--- WHAT TO WORK ON ---
Answer these questions about the passage below:
(a) What illness did the man who influenced the writer's life struggle with?
(b) On what site did the writer see the updates asking for prayer for two families?
(c) What does the writer call "best of all" among their blessings?
-- EXERCISE TEXT follows --
It’s been one of those days you wish you would never have. This morning, we received news that a man who had been very influential in our lives, especially in my husband’s, had gone on to glory after a long struggle with ALS, leaving behind a wife and three children. He was one of those inspirational people you look at and say, “I don’t know if I could be that way as I went through a struggle like that.”
Tonight, I logged onto Facebook and saw updates from an organization I follow saying to pray for two families who had lost their children to cancer today. It makes you think, you know? There are so many thoughts going through my head as I try to wrap my mind around it.
It is days like this that make me glad God is okay with our questions. He gets that we don’t always understand or see what He is doing in the world. At the same time, it is days like this that make me look at my life and wonder a few things. “What do I really have to complain about?” “If today was my last day, would I be able to look back at my life and be happy with the way it had gone?” “How many regrets would I have if I did look back?” I’m not a morbid person; don’t get me wrong. Usually, I’m fairly optimistic and positive. It’s just that sometimes real life slaps me in the face and I stop and think and consider.
We’ve had our hard times, for sure, but life is pretty good for us. We have everything we could ever want (even though we always seem to want more); our families are alive, safe, and healthy; we are both healthy; we have a home, a roof over our heads, food on our table and in our fridge. On top of it all, we’re blessed with a wonderful church family, great friends, opportunities we never expected, and (best of all I think) two of the most adorable cats on the face of the planet. Things may not be perfect; maybe not what we expected them to be; but we can find joy in the things we do have. We are truly, truly blessed.
-- EXERCISE TEXT concluded --
-- DATA EXTRACT follows --
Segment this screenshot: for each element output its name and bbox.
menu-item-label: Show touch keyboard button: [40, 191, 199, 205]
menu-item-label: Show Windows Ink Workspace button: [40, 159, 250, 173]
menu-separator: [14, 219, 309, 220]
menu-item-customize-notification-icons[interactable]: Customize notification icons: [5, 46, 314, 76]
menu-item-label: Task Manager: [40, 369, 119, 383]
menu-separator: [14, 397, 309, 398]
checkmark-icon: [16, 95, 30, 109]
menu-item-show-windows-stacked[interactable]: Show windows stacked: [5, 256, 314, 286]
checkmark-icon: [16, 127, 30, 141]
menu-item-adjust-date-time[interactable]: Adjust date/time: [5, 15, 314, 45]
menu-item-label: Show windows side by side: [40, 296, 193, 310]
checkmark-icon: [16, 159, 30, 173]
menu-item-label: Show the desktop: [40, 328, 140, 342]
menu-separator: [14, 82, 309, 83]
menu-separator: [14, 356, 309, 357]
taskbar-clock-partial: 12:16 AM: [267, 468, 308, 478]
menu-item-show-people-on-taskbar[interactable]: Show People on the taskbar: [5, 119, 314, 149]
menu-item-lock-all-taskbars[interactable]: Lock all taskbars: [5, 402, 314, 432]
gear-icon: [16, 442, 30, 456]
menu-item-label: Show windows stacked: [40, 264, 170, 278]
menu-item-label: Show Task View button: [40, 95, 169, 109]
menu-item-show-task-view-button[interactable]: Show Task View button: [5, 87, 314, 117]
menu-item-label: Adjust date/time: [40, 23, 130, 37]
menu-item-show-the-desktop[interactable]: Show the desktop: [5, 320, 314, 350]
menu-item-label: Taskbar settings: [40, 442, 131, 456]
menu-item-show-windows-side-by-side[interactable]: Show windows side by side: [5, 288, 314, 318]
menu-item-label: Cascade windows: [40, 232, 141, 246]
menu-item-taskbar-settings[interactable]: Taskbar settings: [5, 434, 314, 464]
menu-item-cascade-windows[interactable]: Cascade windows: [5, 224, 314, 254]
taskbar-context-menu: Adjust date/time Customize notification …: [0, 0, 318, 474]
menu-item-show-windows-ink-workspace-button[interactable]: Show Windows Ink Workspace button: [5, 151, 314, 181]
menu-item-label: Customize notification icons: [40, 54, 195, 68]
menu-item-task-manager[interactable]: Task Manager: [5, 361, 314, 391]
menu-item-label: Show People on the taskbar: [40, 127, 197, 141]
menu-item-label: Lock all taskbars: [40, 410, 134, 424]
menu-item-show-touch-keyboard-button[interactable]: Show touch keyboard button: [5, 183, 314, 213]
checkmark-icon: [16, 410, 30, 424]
-- DATA EXTRACT concluded --
--- RESULT BELOW ---
(a) ALS
(b) Facebook
(c) Two of the most adorable cats on the face of the planet